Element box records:
★ ★ ★
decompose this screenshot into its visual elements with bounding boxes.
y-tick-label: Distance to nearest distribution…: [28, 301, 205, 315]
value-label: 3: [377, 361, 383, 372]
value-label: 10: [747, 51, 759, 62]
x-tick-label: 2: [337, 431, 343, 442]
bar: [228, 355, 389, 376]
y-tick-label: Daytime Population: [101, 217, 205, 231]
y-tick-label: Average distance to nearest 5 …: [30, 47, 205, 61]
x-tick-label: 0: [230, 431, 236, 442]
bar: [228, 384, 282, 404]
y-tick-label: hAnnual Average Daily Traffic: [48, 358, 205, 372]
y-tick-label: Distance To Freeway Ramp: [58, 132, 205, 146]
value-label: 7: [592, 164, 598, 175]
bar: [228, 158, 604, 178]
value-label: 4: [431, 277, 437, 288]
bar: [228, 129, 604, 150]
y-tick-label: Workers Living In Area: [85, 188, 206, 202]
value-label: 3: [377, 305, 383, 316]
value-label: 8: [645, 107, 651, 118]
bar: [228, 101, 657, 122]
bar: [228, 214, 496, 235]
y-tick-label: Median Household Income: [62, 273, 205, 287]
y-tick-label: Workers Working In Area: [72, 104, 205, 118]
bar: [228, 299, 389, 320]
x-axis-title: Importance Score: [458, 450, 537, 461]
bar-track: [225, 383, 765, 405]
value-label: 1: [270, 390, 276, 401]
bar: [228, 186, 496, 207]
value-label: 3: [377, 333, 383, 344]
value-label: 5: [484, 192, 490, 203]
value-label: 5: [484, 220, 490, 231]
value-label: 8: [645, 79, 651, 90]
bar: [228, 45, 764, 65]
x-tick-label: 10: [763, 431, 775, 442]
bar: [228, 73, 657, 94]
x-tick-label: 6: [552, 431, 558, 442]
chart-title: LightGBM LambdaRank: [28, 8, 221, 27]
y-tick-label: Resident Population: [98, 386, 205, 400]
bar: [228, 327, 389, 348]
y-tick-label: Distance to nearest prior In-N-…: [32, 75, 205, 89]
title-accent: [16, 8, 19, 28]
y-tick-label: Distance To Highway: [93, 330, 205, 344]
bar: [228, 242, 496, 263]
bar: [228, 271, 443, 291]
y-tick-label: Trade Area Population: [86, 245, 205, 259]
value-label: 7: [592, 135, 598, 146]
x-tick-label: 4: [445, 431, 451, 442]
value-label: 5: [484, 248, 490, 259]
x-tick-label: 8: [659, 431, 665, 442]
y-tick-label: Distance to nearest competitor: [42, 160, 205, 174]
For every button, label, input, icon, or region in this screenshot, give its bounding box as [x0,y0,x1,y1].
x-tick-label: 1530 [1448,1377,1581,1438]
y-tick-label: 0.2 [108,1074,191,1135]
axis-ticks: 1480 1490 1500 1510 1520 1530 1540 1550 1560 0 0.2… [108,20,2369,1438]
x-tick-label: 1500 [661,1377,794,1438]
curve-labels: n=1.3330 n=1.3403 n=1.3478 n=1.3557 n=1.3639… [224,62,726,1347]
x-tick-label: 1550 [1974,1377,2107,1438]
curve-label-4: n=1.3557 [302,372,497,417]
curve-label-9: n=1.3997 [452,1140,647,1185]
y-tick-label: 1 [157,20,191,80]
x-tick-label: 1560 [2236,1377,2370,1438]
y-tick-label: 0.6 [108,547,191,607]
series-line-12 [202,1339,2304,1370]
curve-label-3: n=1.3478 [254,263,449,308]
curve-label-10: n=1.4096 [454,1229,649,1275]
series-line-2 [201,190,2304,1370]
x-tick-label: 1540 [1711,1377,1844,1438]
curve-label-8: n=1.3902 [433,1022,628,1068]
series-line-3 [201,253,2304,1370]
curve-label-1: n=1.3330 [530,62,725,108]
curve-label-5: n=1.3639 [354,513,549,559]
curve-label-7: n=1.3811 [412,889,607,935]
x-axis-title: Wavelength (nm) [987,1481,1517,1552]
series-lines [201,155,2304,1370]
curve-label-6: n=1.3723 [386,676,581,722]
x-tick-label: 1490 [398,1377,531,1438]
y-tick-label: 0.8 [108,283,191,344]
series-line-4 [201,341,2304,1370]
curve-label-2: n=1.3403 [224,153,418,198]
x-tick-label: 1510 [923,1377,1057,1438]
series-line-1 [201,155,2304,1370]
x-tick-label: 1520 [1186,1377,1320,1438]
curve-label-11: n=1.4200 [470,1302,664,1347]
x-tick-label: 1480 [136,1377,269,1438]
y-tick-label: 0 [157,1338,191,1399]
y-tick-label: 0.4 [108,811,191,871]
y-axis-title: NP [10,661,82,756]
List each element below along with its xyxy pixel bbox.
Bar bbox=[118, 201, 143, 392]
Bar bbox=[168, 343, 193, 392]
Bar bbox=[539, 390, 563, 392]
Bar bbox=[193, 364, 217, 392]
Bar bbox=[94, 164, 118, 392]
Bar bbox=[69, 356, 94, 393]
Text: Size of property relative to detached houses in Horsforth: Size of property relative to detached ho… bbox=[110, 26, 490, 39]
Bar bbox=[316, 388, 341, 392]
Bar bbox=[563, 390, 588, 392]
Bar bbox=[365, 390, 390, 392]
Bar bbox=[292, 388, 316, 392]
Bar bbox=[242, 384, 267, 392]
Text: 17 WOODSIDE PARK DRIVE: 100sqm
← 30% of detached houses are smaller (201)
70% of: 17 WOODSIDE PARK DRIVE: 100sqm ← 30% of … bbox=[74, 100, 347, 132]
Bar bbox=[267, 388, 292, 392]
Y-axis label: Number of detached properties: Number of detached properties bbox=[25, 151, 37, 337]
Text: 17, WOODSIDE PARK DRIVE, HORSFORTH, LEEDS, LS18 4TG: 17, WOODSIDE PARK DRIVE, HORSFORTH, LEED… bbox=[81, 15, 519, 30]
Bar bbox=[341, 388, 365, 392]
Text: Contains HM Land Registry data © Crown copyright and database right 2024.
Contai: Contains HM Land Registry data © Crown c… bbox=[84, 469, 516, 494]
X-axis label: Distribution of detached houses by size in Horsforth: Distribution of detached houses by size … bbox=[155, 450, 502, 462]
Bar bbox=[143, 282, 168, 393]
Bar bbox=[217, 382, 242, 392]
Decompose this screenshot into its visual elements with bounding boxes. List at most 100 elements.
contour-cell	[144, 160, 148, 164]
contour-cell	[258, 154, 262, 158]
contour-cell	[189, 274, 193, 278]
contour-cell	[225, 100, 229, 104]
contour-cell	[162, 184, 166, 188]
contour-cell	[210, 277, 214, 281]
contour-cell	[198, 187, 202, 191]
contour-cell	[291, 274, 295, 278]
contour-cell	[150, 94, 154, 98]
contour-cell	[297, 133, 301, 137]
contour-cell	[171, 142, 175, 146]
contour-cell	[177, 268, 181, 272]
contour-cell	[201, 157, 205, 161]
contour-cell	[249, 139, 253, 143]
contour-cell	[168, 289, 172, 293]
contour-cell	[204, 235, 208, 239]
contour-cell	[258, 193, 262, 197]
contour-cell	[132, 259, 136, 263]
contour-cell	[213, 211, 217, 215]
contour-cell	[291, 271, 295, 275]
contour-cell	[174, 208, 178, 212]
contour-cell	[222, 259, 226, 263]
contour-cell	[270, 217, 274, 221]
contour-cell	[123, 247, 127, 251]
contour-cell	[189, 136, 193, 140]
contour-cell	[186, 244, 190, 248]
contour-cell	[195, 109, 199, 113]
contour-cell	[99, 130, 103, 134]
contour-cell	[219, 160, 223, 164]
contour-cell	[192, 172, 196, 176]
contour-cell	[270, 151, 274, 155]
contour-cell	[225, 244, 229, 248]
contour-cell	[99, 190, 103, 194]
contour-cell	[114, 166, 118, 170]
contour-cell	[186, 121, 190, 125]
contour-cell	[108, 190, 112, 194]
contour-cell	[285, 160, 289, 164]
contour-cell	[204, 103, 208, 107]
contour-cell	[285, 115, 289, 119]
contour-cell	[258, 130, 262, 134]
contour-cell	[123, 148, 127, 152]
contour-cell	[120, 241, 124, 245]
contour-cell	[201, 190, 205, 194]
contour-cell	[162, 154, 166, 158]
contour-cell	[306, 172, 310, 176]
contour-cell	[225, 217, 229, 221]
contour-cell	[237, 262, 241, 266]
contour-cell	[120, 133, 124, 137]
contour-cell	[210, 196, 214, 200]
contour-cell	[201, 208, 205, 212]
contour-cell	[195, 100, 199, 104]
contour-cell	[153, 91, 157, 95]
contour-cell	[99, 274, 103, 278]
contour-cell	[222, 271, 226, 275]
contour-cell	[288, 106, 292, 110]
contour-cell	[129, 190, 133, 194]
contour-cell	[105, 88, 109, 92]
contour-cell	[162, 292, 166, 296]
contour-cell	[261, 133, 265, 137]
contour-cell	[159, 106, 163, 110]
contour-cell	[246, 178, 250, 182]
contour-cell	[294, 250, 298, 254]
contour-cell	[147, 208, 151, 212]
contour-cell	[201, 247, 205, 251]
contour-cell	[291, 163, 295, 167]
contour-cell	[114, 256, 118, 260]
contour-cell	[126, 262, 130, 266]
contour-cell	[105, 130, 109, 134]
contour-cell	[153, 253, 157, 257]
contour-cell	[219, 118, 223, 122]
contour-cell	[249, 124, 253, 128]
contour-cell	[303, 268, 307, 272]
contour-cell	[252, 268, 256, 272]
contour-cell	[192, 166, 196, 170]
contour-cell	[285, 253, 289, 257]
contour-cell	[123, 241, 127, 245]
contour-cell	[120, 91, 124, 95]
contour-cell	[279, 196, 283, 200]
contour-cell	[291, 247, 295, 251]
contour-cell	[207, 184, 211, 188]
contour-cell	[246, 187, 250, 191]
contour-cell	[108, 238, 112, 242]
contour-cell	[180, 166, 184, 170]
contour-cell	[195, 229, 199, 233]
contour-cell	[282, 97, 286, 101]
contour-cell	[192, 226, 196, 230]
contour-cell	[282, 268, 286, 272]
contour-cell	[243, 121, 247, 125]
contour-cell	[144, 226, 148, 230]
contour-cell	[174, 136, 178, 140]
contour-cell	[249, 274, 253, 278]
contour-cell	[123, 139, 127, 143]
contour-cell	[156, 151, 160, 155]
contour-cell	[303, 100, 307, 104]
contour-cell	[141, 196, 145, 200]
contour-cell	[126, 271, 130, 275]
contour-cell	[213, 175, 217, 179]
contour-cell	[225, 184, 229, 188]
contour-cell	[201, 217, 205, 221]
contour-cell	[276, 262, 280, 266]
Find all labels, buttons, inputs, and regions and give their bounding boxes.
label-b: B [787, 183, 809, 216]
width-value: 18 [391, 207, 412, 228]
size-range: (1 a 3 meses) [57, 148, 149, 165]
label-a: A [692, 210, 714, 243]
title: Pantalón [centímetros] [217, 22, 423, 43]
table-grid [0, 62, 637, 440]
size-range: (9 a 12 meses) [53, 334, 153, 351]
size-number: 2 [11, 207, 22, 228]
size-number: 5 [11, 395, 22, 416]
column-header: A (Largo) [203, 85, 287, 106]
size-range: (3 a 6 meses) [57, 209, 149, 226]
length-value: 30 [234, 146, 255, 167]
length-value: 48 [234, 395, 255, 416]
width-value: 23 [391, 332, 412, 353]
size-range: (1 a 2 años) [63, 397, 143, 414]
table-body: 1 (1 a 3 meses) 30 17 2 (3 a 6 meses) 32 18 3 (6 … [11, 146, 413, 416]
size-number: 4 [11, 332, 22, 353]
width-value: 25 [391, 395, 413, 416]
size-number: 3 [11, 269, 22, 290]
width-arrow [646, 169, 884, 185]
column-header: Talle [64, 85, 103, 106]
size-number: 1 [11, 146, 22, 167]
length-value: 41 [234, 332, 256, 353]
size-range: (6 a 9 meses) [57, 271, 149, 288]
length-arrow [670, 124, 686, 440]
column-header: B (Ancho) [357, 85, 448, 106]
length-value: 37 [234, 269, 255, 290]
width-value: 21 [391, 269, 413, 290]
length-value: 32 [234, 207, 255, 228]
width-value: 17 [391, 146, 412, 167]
★ ★ ★
Pull out every line of the entries above that contains the word "houses" and copy each one.

Text: Size of property relative to detached houses in Horsforth: Size of property relative to detached ho… bbox=[110, 26, 490, 39]
← 30% of detached houses are smaller (201)
X-axis label: Distribution of detached houses by size in Horsforth: Distribution of detached houses by size … bbox=[155, 450, 502, 462]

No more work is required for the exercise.